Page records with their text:
_ _ _

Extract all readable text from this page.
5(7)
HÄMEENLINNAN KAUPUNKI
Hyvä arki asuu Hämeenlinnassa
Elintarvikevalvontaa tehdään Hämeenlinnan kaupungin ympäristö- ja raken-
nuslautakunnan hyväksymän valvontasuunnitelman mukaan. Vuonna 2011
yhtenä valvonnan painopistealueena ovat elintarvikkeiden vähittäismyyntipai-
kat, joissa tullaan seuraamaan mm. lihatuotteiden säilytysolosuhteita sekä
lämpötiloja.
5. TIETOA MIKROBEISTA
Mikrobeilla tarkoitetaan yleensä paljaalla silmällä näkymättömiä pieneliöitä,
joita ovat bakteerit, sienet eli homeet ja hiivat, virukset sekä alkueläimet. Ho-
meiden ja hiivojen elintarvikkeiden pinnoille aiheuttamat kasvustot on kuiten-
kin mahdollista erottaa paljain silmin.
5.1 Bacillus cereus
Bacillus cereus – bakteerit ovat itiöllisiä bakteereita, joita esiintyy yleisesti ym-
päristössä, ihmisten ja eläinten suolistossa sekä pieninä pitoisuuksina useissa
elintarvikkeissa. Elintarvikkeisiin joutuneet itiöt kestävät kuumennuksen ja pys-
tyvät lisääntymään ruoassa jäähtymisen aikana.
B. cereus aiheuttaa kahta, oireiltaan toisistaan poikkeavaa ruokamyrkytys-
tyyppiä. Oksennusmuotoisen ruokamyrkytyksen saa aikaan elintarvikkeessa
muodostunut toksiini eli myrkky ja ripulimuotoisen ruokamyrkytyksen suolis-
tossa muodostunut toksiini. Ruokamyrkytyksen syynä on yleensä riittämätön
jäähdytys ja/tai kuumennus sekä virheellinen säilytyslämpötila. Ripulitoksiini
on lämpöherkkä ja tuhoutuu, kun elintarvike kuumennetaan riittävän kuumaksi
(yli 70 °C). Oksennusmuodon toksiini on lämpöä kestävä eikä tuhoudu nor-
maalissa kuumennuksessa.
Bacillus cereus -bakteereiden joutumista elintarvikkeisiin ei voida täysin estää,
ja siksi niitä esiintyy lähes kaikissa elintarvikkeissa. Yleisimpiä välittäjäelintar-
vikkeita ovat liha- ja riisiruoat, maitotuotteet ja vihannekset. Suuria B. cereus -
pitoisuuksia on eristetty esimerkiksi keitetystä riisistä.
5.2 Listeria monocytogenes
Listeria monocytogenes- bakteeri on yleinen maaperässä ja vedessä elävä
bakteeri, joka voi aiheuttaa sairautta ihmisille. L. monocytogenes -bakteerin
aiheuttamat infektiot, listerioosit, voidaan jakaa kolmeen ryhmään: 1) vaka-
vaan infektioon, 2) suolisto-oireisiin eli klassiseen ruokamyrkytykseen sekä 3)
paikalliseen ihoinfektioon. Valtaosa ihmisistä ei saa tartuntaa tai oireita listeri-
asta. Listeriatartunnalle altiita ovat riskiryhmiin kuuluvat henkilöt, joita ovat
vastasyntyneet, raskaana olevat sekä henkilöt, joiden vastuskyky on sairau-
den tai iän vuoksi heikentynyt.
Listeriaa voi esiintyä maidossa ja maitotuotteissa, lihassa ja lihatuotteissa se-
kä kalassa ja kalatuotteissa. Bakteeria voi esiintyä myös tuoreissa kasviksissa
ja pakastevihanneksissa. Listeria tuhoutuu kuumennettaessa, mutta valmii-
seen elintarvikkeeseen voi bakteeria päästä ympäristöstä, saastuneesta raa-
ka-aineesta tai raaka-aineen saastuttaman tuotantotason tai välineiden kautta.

_ _ _

## What is being asked:
Count how many lines above hold the word "cereus", then reply with that number alone.

## Answer section:
5